__Stated exercise__.
Each line of the listing must be transcribed exactly, except for the images, which should be excluded.

__Data shown__.
---

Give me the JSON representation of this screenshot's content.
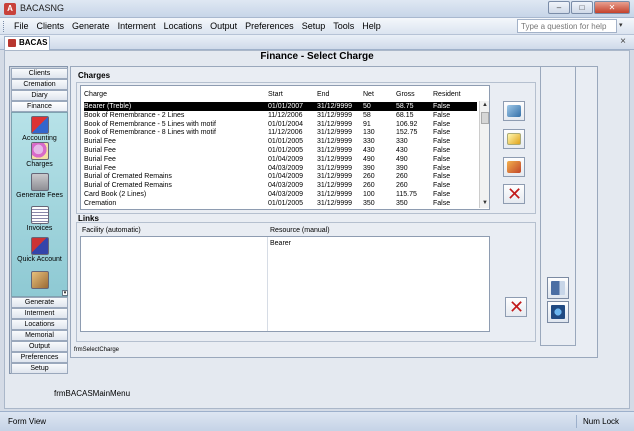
{
  "window": {
    "title": "BACASNG",
    "app_icon_letter": "A",
    "min": "–",
    "max": "□",
    "close": "✕"
  },
  "menu": {
    "items": [
      "File",
      "Clients",
      "Generate",
      "Interment",
      "Locations",
      "Output",
      "Preferences",
      "Setup",
      "Tools",
      "Help"
    ],
    "question_placeholder": "Type a question for help"
  },
  "mdi": {
    "tab_label": "BACAS",
    "close": "×"
  },
  "form": {
    "title": "Finance - Select Charge",
    "form_name": "frmSelectCharge",
    "main_menu_name": "frmBACASMainMenu"
  },
  "nav": {
    "top_buttons": [
      "Clients",
      "Cremation",
      "Diary",
      "Finance"
    ],
    "tiles": [
      {
        "label": "Accounting",
        "icon": "accounting-icon"
      },
      {
        "label": "Charges",
        "icon": "charges-icon"
      },
      {
        "label": "Generate Fees",
        "icon": "generate-fees-icon"
      },
      {
        "label": "Invoices",
        "icon": "invoices-icon"
      },
      {
        "label": "Quick Account",
        "icon": "quick-account-icon"
      },
      {
        "label": "",
        "icon": "extra-icon"
      }
    ],
    "bottom_buttons": [
      "Generate",
      "Interment",
      "Locations",
      "Memorial",
      "Output",
      "Preferences",
      "Setup"
    ],
    "scroll_glyph": "▾"
  },
  "charges": {
    "label": "Charges",
    "columns": [
      "Charge",
      "Start",
      "End",
      "Net",
      "Gross",
      "Resident"
    ],
    "rows": [
      [
        "Bearer (Treble)",
        "01/01/2007",
        "31/12/9999",
        "50",
        "58.75",
        "False"
      ],
      [
        "Book of Remembrance - 2 Lines",
        "11/12/2006",
        "31/12/9999",
        "58",
        "68.15",
        "False"
      ],
      [
        "Book of Remembrance - 5 Lines with motif",
        "01/01/2004",
        "31/12/9999",
        "91",
        "106.92",
        "False"
      ],
      [
        "Book of Remembrance - 8 Lines with motif",
        "11/12/2006",
        "31/12/9999",
        "130",
        "152.75",
        "False"
      ],
      [
        "Burial Fee",
        "01/01/2005",
        "31/12/9999",
        "330",
        "330",
        "False"
      ],
      [
        "Burial Fee",
        "01/01/2005",
        "31/12/9999",
        "430",
        "430",
        "False"
      ],
      [
        "Burial Fee",
        "01/04/2009",
        "31/12/9999",
        "490",
        "490",
        "False"
      ],
      [
        "Burial Fee",
        "04/03/2009",
        "31/12/9999",
        "390",
        "390",
        "False"
      ],
      [
        "Burial of Cremated Remains",
        "01/04/2009",
        "31/12/9999",
        "260",
        "260",
        "False"
      ],
      [
        "Burial of Cremated Remains",
        "04/03/2009",
        "31/12/9999",
        "260",
        "260",
        "False"
      ],
      [
        "Card Book (2 Lines)",
        "04/03/2009",
        "31/12/9999",
        "100",
        "115.75",
        "False"
      ],
      [
        "Cremation",
        "01/01/2005",
        "31/12/9999",
        "350",
        "350",
        "False"
      ]
    ],
    "selected_row": 0,
    "scroll_up": "▲",
    "scroll_down": "▼",
    "delete_glyph": "✕"
  },
  "links": {
    "label": "Links",
    "columns": [
      "Facility (automatic)",
      "Resource (manual)"
    ],
    "resource_value": "Bearer",
    "delete_glyph": "✕"
  },
  "status": {
    "left": "Form View",
    "right": "Num Lock"
  }
}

---

__Output for this task__.
Give me the JSON representation of this screenshot's content.
{
  "window": {
    "title": "BACASNG",
    "app_icon_letter": "A",
    "min": "–",
    "max": "□",
    "close": "✕"
  },
  "menu": {
    "items": [
      "File",
      "Clients",
      "Generate",
      "Interment",
      "Locations",
      "Output",
      "Preferences",
      "Setup",
      "Tools",
      "Help"
    ],
    "question_placeholder": "Type a question for help"
  },
  "mdi": {
    "tab_label": "BACAS",
    "close": "×"
  },
  "form": {
    "title": "Finance - Select Charge",
    "form_name": "frmSelectCharge",
    "main_menu_name": "frmBACASMainMenu"
  },
  "nav": {
    "top_buttons": [
      "Clients",
      "Cremation",
      "Diary",
      "Finance"
    ],
    "tiles": [
      {
        "label": "Accounting",
        "icon": "accounting-icon"
      },
      {
        "label": "Charges",
        "icon": "charges-icon"
      },
      {
        "label": "Generate Fees",
        "icon": "generate-fees-icon"
      },
      {
        "label": "Invoices",
        "icon": "invoices-icon"
      },
      {
        "label": "Quick Account",
        "icon": "quick-account-icon"
      },
      {
        "label": "",
        "icon": "extra-icon"
      }
    ],
    "bottom_buttons": [
      "Generate",
      "Interment",
      "Locations",
      "Memorial",
      "Output",
      "Preferences",
      "Setup"
    ],
    "scroll_glyph": "▾"
  },
  "charges": {
    "label": "Charges",
    "columns": [
      "Charge",
      "Start",
      "End",
      "Net",
      "Gross",
      "Resident"
    ],
    "rows": [
      [
        "Bearer (Treble)",
        "01/01/2007",
        "31/12/9999",
        "50",
        "58.75",
        "False"
      ],
      [
        "Book of Remembrance - 2 Lines",
        "11/12/2006",
        "31/12/9999",
        "58",
        "68.15",
        "False"
      ],
      [
        "Book of Remembrance - 5 Lines with motif",
        "01/01/2004",
        "31/12/9999",
        "91",
        "106.92",
        "False"
      ],
      [
        "Book of Remembrance - 8 Lines with motif",
        "11/12/2006",
        "31/12/9999",
        "130",
        "152.75",
        "False"
      ],
      [
        "Burial Fee",
        "01/01/2005",
        "31/12/9999",
        "330",
        "330",
        "False"
      ],
      [
        "Burial Fee",
        "01/01/2005",
        "31/12/9999",
        "430",
        "430",
        "False"
      ],
      [
        "Burial Fee",
        "01/04/2009",
        "31/12/9999",
        "490",
        "490",
        "False"
      ],
      [
        "Burial Fee",
        "04/03/2009",
        "31/12/9999",
        "390",
        "390",
        "False"
      ],
      [
        "Burial of Cremated Remains",
        "01/04/2009",
        "31/12/9999",
        "260",
        "260",
        "False"
      ],
      [
        "Burial of Cremated Remains",
        "04/03/2009",
        "31/12/9999",
        "260",
        "260",
        "False"
      ],
      [
        "Card Book (2 Lines)",
        "04/03/2009",
        "31/12/9999",
        "100",
        "115.75",
        "False"
      ],
      [
        "Cremation",
        "01/01/2005",
        "31/12/9999",
        "350",
        "350",
        "False"
      ]
    ],
    "selected_row": 0,
    "scroll_up": "▲",
    "scroll_down": "▼",
    "delete_glyph": "✕"
  },
  "links": {
    "label": "Links",
    "columns": [
      "Facility (automatic)",
      "Resource (manual)"
    ],
    "resource_value": "Bearer",
    "delete_glyph": "✕"
  },
  "status": {
    "left": "Form View",
    "right": "Num Lock"
  }
}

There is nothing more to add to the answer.